**Exercise brief**. Copy each line in the data that includes the word "Steel".

**Data entries**.
◆ ◆ ◆ ◆ ◆

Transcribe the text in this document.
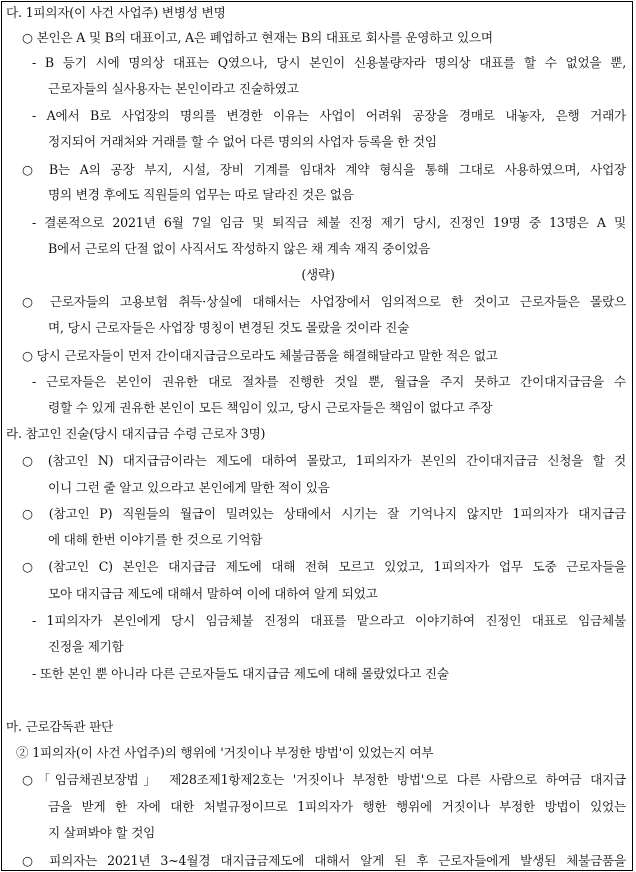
다. 1피의자(이 사건 사업주) 변병성 변명
○ 본인은 A 및 B의 대표이고, A은 폐업하고 현재는 B의 대표로 회사를 운영하고 있으며
- B 등기 시에 명의상 대표는 Q였으나, 당시 본인이 신용불량자라 명의상 대표를 할 수 없었을 뿐,
근로자들의 실사용자는 본인이라고 진술하였고
- A에서 B로 사업장의 명의를 변경한 이유는 사업이 어려워 공장을 경매로 내놓자, 은행 거래가
정지되어 거래처와 거래를 할 수 없어 다른 명의의 사업자 등록을 한 것임
○ B는 A의 공장 부지, 시설, 장비 기계를 임대차 계약 형식을 통해 그대로 사용하였으며, 사업장
명의 변경 후에도 직원들의 업무는 따로 달라진 것은 없음
- 결론적으로 2021년 6월 7일 임금 및 퇴직금 체불 진정 제기 당시, 진정인 19명 중 13명은 A 및
B에서 근로의 단절 없이 사직서도 작성하지 않은 채 계속 재직 중이었음
(생략)
○ 근로자들의 고용보험 취득·상실에 대해서는 사업장에서 임의적으로 한 것이고 근로자들은 몰랐으
며, 당시 근로자들은 사업장 명칭이 변경된 것도 몰랐을 것이라 진술
○ 당시 근로자들이 먼저 간이대지급금으로라도 체불금품을 해결해달라고 말한 적은 없고
- 근로자들은 본인이 권유한 대로 절차를 진행한 것일 뿐, 월급을 주지 못하고 간이대지급금을 수
령할 수 있게 권유한 본인이 모든 책임이 있고, 당시 근로자들은 책임이 없다고 주장
라. 참고인 진술(당시 대지급금 수령 근로자 3명)
○ (참고인 N) 대지급금이라는 제도에 대하여 몰랐고, 1피의자가 본인의 간이대지급금 신청을 할 것
이니 그런 줄 알고 있으라고 본인에게 말한 적이 있음
○ (참고인 P) 직원들의 월급이 밀려있는 상태에서 시기는 잘 기억나지 않지만 1피의자가 대지급금
에 대해 한번 이야기를 한 것으로 기억함
○ (참고인 C) 본인은 대지급금 제도에 대해 전혀 모르고 있었고, 1피의자가 업무 도중 근로자들을
모아 대지급금 제도에 대해서 말하여 이에 대하여 알게 되었고
- 1피의자가 본인에게 당시 임금체불 진정의 대표를 맡으라고 이야기하여 진정인 대표로 임금체불
진정을 제기함
- 또한 본인 뿐 아니라 다른 근로자들도 대지급금 제도에 대해 몰랐었다고 진술
마. 근로감독관 판단
② 1피의자(이 사건 사업주)의 행위에 '거짓이나 부정한 방법'이 있었는지 여부
○「임금채권보장법」 제28조제1항제2호는 '거짓이나 부정한 방법'으로 다른 사람으로 하여금 대지급
금을 받게 한 자에 대한 처벌규정이므로 1피의자가 행한 행위에 거짓이나 부정한 방법이 있었는
지 살펴봐야 할 것임
○ 피의자는 2021년 3~4월경 대지급금제도에 대해서 알게 된 후 근로자들에게 발생된 체불금품을
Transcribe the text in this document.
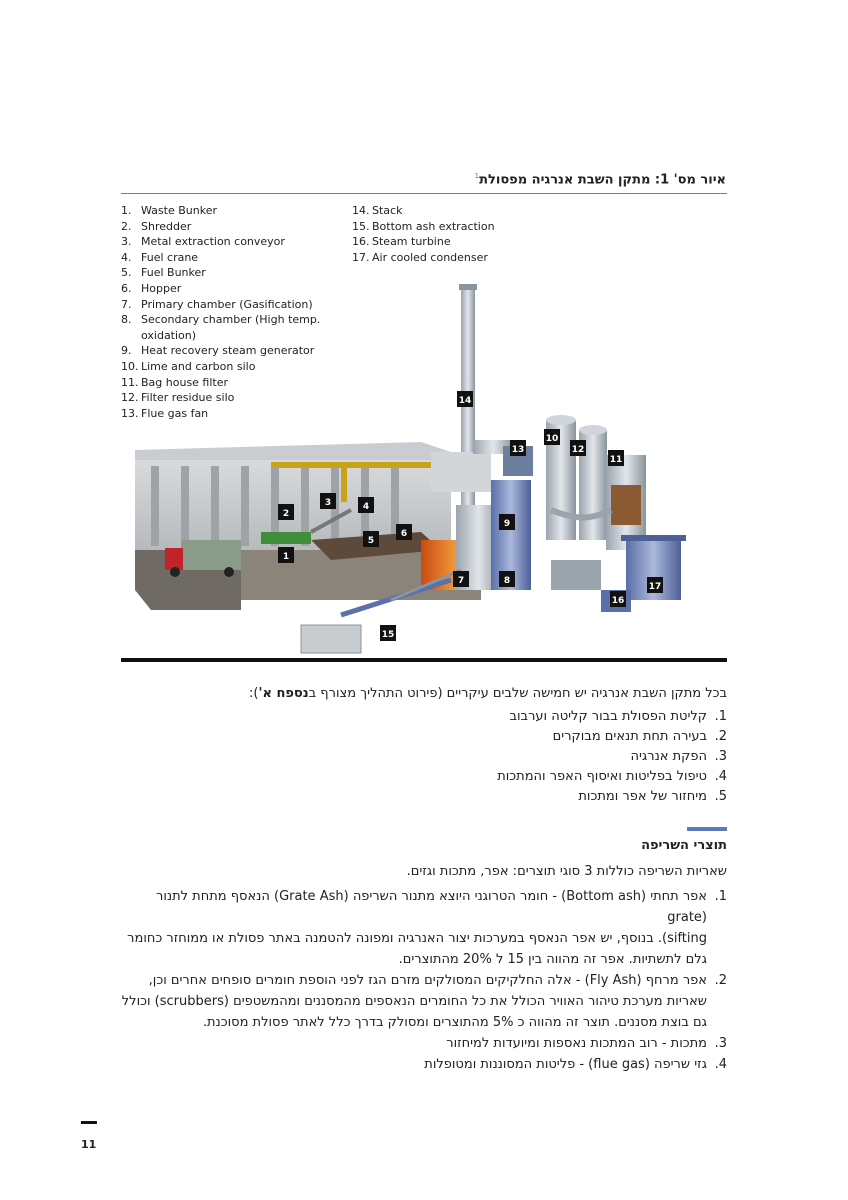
איור מס' 1: מתקן השבת אנרגיה מפסולת$^1$
1. Waste Bunker
2. Shredder
3. Metal extraction conveyor
4. Fuel crane
5. Fuel Bunker
6. Hopper
7. Primary chamber (Gasification)
8. Secondary chamber (High temp. oxidation)
9. Heat recovery steam generator
10. Lime and carbon silo
11. Bag house filter
12. Filter residue silo
13. Flue gas fan
14. Stack
15. Bottom ash extraction
16. Steam turbine
17. Air cooled condenser
1
2
3	4
5
6
7	8
9
10
11
12
13
14
15
16
17
בכל מתקן השבת אנרגיה יש חמישה שלבים עיקריים (פירוט התהליך מצורף בנספח א'):
1.
קליטת הפסולת בבור קליטה וערבוב
2.
בעירה תחת תנאים מבוקרים
3.
הפקת אנרגיה
4.
טיפול בפליטות ואיסוף האפר והמתכות
5.
מיחזור של אפר ומתכות
תוצרי השריפה
שאריות השריפה כוללות 3 סוגי תוצרים: אפר, מתכות וגזים.
1.
אפר תחתי (Bottom ash) - חומר הטרוגני היוצא מתנור השריפה (Grate Ash) הנאסף מתחת לתנור (grate
sifting). בנוסף, יש אפר הנאסף במערכות יצור האנרגיה ומפונה להטמנה באתר פסולת או ממוחזר כחומר
גלם לתשתיות. אפר זה מהווה בין 15 ל 20% מהתוצרים.
2.
אפר מרחף (Fly Ash) - אלה החלקיקים המסולקים מזרם הגז לפני הוספת חומרים סופחים אחרים וכן,
שאריות מערכת טיהור האוויר הכולל את כל החומרים הנאספים מהמסננים ומהמשטפים (scrubbers) וכולל
גם בוצת מסננים. תוצר זה מהווה כ 5% מהתוצרים ומסולק בדרך כלל לאתר פסולת מסוכנת.
3.
מתכות - רוב המתכות נאספות ומיועדות למיחזור
4.
גזי שריפה (flue gas) - פליטות המסוננות ומטופלות
11
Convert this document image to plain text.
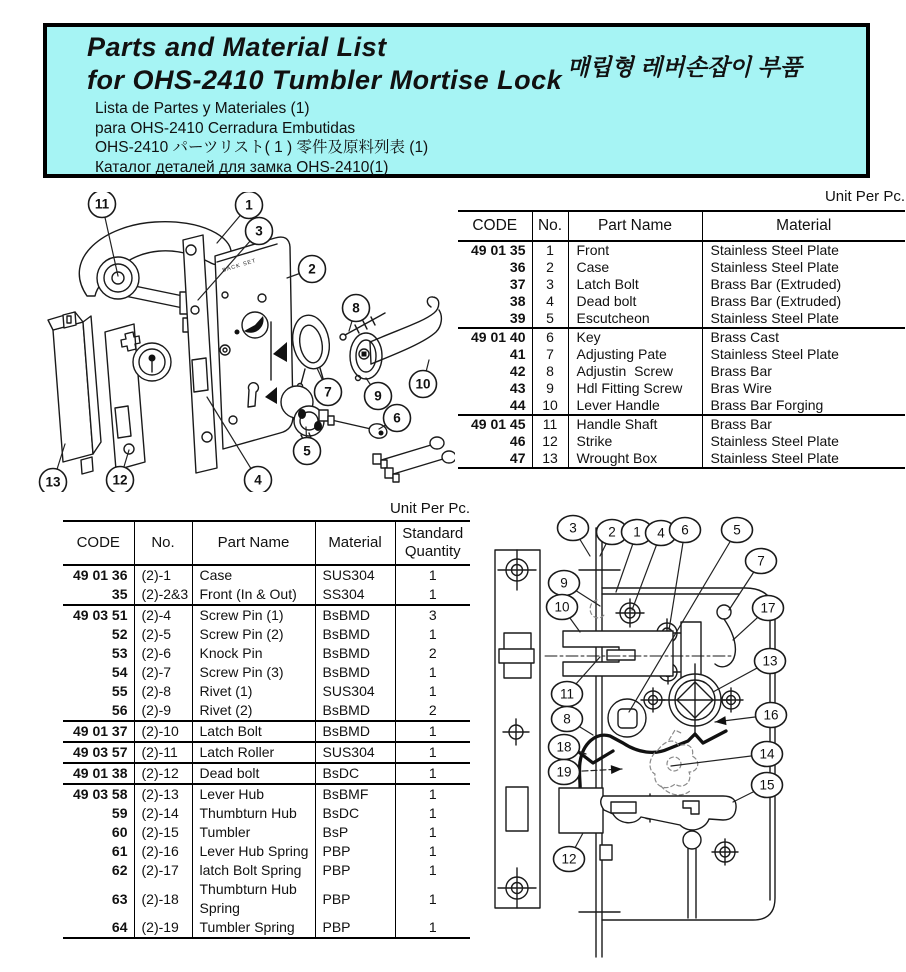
Parts and Material List
for OHS-2410 Tumbler Mortise Lock 매립형 레버손잡이 부품
Lista de Partes y Materiales (1)
para OHS-2410 Cerradura Embutidas
OHS-2410 パーツリスト( 1 ) 零件及原料列表 (1)
Каталог деталей для замка OHS-2410(1)
Unit Per Pc.
Unit Per Pc.
CODE	No.	Part Name	Material
49 01 35	1	Front	Stainless Steel Plate
36	2	Case	Stainless Steel Plate
37	3	Latch Bolt	Brass Bar (Extruded)
38	4	Dead bolt	Brass Bar (Extruded)
39	5	Escutcheon	Stainless Steel Plate
49 01 40	6	Key	Brass Cast
41	7	Adjusting Pate	Stainless Steel Plate
42	8	Adjustin  Screw	Brass Bar
43	9	Hdl Fitting Screw	Bras Wire
44	10	Lever Handle	Brass Bar Forging
49 01 45	11	Handle Shaft	Brass Bar
46	12	Strike	Stainless Steel Plate
47	13	Wrought Box	Stainless Steel Plate
CODE	No.	Part Name	Material	Standard Quantity
49 01 36	(2)-1	Case	SUS304	1
35	(2)-2&3	Front (In & Out)	SS304	1
49 03 51	(2)-4	Screw Pin (1)	BsBMD	3
52	(2)-5	Screw Pin (2)	BsBMD	1
53	(2)-6	Knock Pin	BsBMD	2
54	(2)-7	Screw Pin (3)	BsBMD	1
55	(2)-8	Rivet (1)	SUS304	1
56	(2)-9	Rivet (2)	BsBMD	2
49 01 37	(2)-10	Latch Bolt	BsBMD	1
49 03 57	(2)-11	Latch Roller	SUS304	1
49 01 38	(2)-12	Dead bolt	BsDC	1
49 03 58	(2)-13	Lever Hub	BsBMF	1
59	(2)-14	Thumbturn Hub	BsDC	1
60	(2)-15	Tumbler	BsP	1
61	(2)-16	Lever Hub Spring	PBP	1
62	(2)-17	latch Bolt Spring	PBP	1
63	(2)-18	Thumbturn Hub Spring	PBP	1
64	(2)-19	Tumbler Spring	PBP	1
BACK SET
11	1
3
2
8
7	9
10
6
5
4
12
13
3 2 1 4 6	5
7
17
9
10
11
8
18
19
12
13
16
14
15
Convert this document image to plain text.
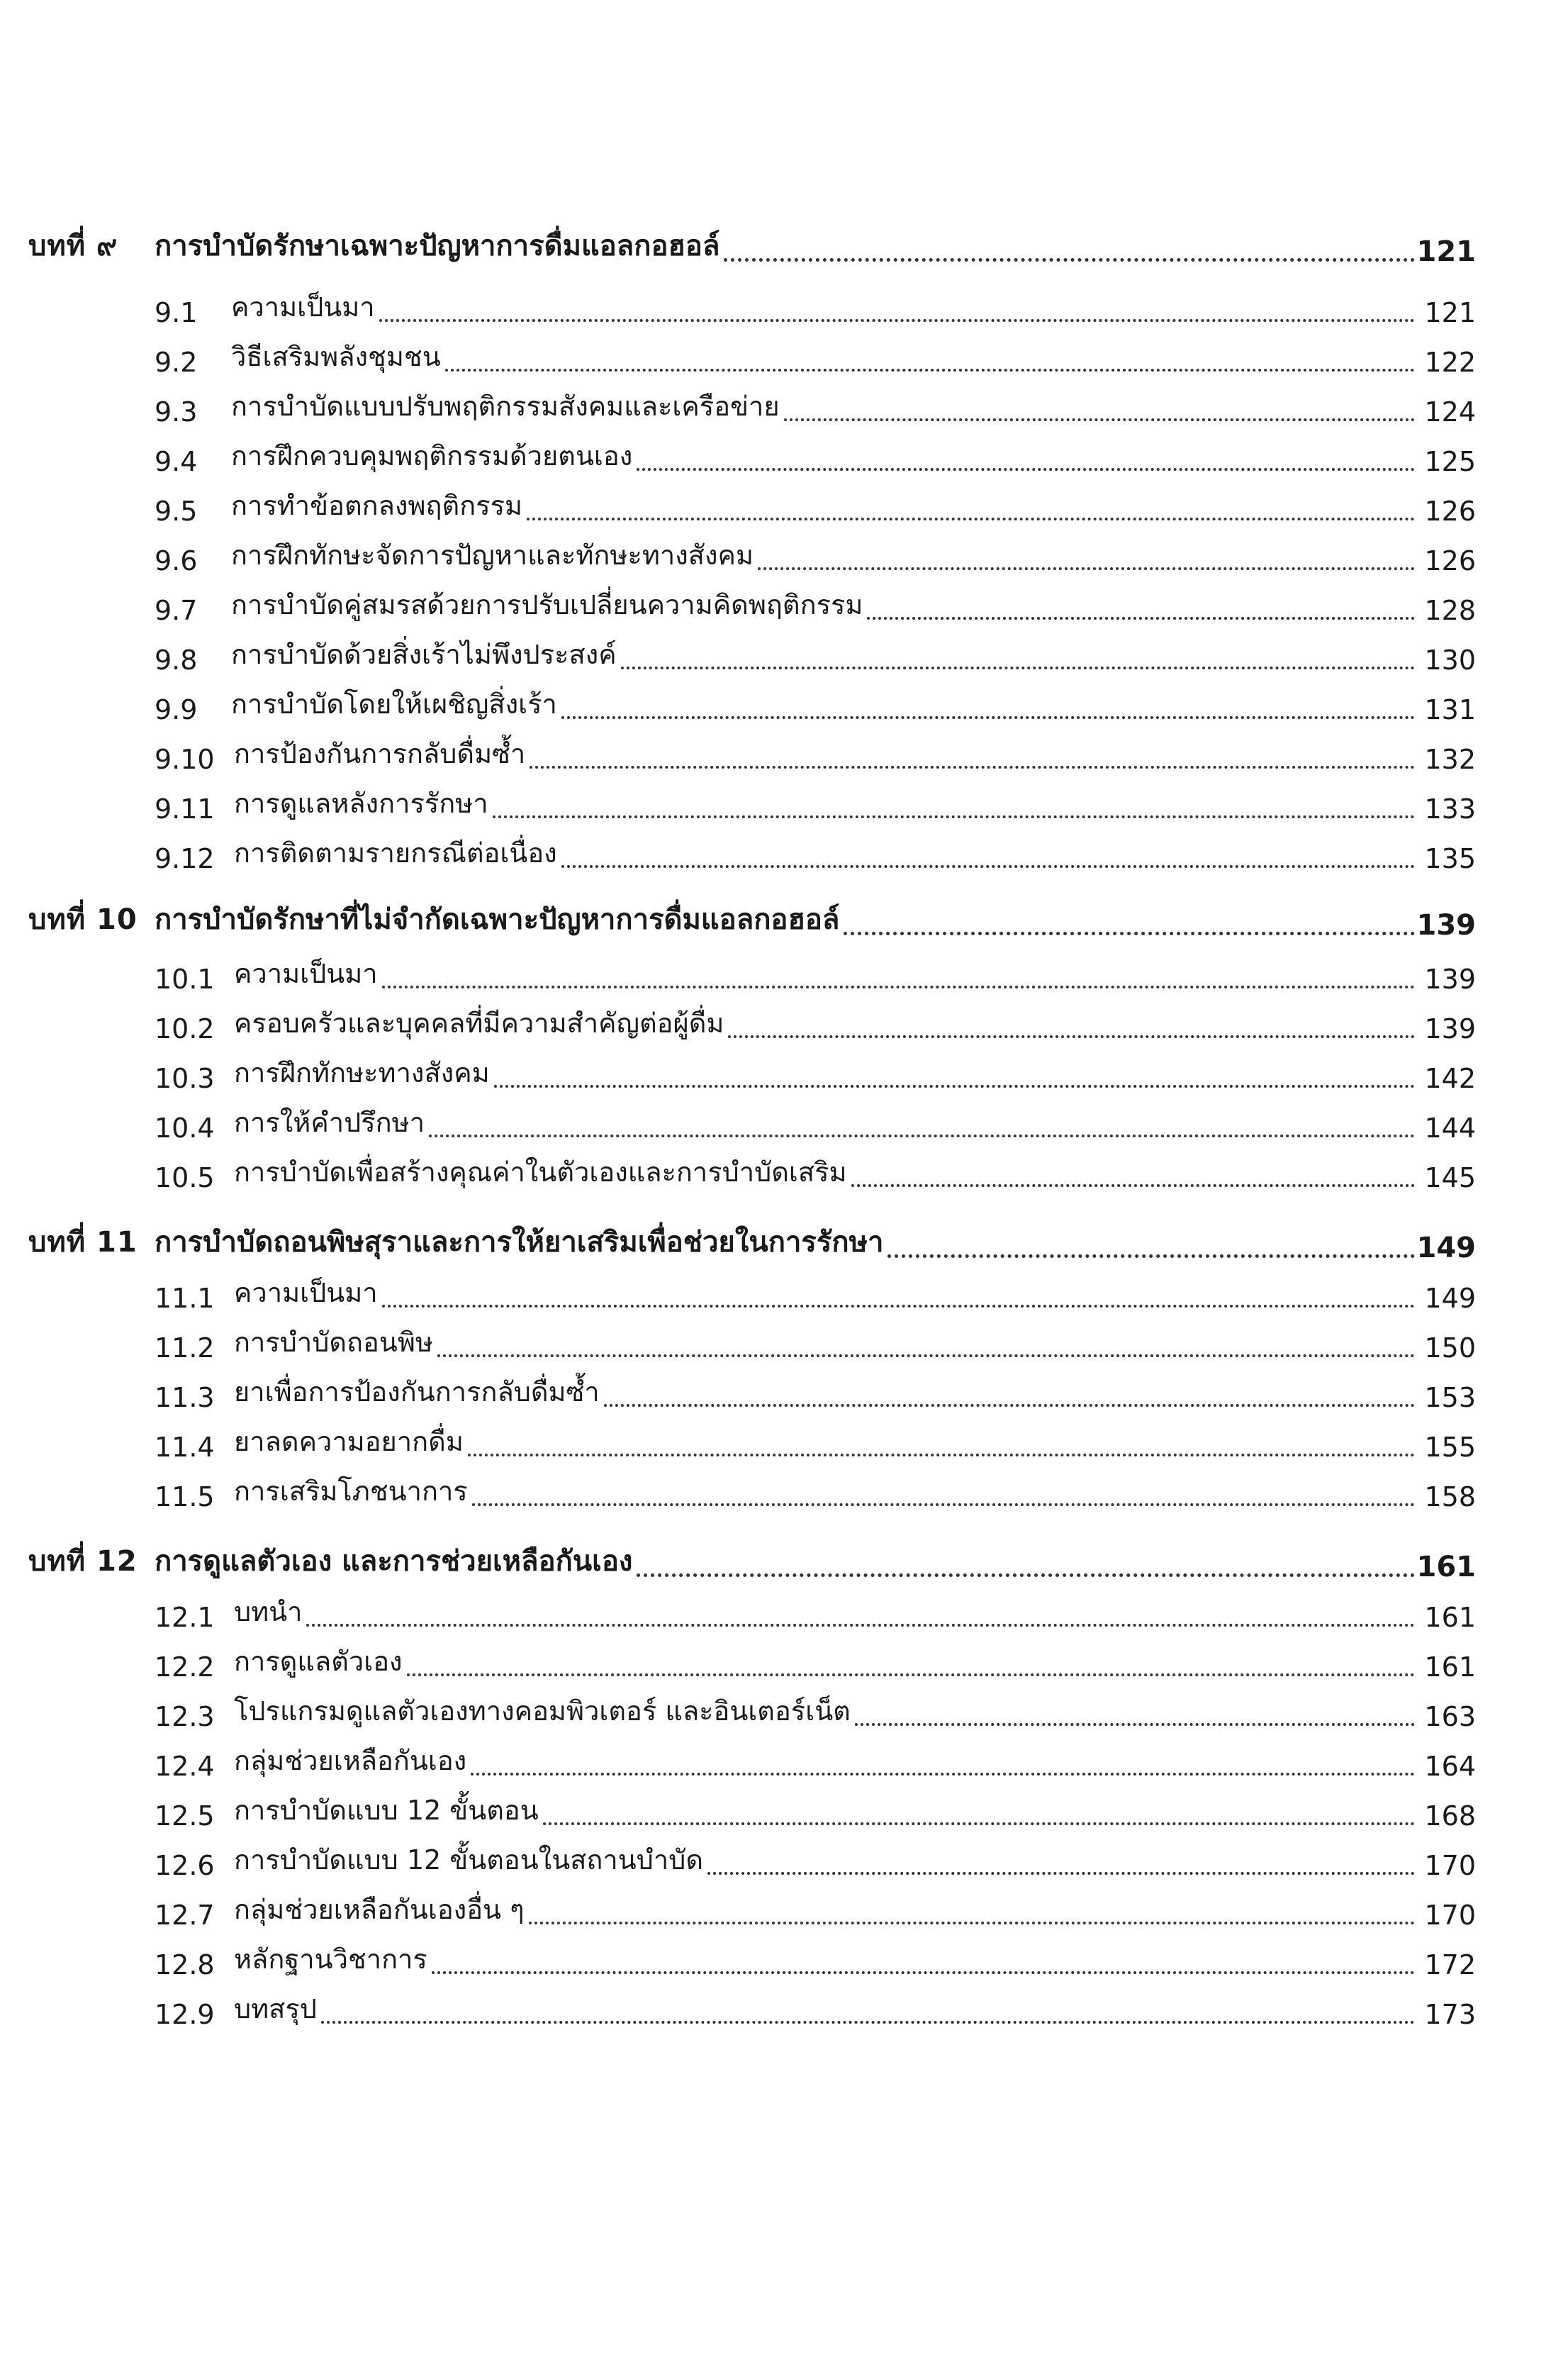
บทที่ ๙ การบำบัดรักษาเฉพาะปัญหาการดื่มแอลกอฮอล์	121
9.1	ความเป็นมา	121
9.2	วิธีเสริมพลังชุมชน	122
9.3	การบำบัดแบบปรับพฤติกรรมสังคมและเครือข่าย	124
9.4	การฝึกควบคุมพฤติกรรมด้วยตนเอง	125
9.5	การทำข้อตกลงพฤติกรรม	126
9.6	การฝึกทักษะจัดการปัญหาและทักษะทางสังคม	126
9.7	การบำบัดคู่สมรสด้วยการปรับเปลี่ยนความคิดพฤติกรรม	128
9.8	การบำบัดด้วยสิ่งเร้าไม่พึงประสงค์	130
9.9	การบำบัดโดยให้เผชิญสิ่งเร้า	131
9.10 การป้องกันการกลับดื่มซ้ำ	132
9.11 การดูแลหลังการรักษา	133
9.12 การติดตามรายกรณีต่อเนื่อง	135
บทที่ 10 การบำบัดรักษาที่ไม่จำกัดเฉพาะปัญหาการดื่มแอลกอฮอล์	139
10.1 ความเป็นมา	139
10.2 ครอบครัวและบุคคลที่มีความสำคัญต่อผู้ดื่ม	139
10.3 การฝึกทักษะทางสังคม	142
10.4 การให้คำปรึกษา	144
10.5 การบำบัดเพื่อสร้างคุณค่าในตัวเองและการบำบัดเสริม	145
บทที่ 11 การบำบัดถอนพิษสุราและการให้ยาเสริมเพื่อช่วยในการรักษา	149
11.1 ความเป็นมา	149
11.2 การบำบัดถอนพิษ	150
11.3 ยาเพื่อการป้องกันการกลับดื่มซ้ำ	153
11.4 ยาลดความอยากดื่ม	155
11.5 การเสริมโภชนาการ	158
บทที่ 12 การดูแลตัวเอง และการช่วยเหลือกันเอง	161
12.1 บทนำ	161
12.2 การดูแลตัวเอง	161
12.3 โปรแกรมดูแลตัวเองทางคอมพิวเตอร์ และอินเตอร์เน็ต	163
12.4 กลุ่มช่วยเหลือกันเอง	164
12.5 การบำบัดแบบ 12 ขั้นตอน	168
12.6 การบำบัดแบบ 12 ขั้นตอนในสถานบำบัด	170
12.7 กลุ่มช่วยเหลือกันเองอื่น ๆ	170
12.8 หลักฐานวิชาการ	172
12.9 บทสรุป	173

◆ ◆ ◆ ◆ ◆

**Response to the task**.
49 01 35	1	Front	Stainless Steel Plate
36	2	Case	Stainless Steel Plate
39	5	Escutcheon	Stainless Steel Plate
41	7	Adjusting Pate	Stainless Steel Plate
46	12	Strike	Stainless Steel Plate
47	13	Wrought Box	Stainless Steel Plate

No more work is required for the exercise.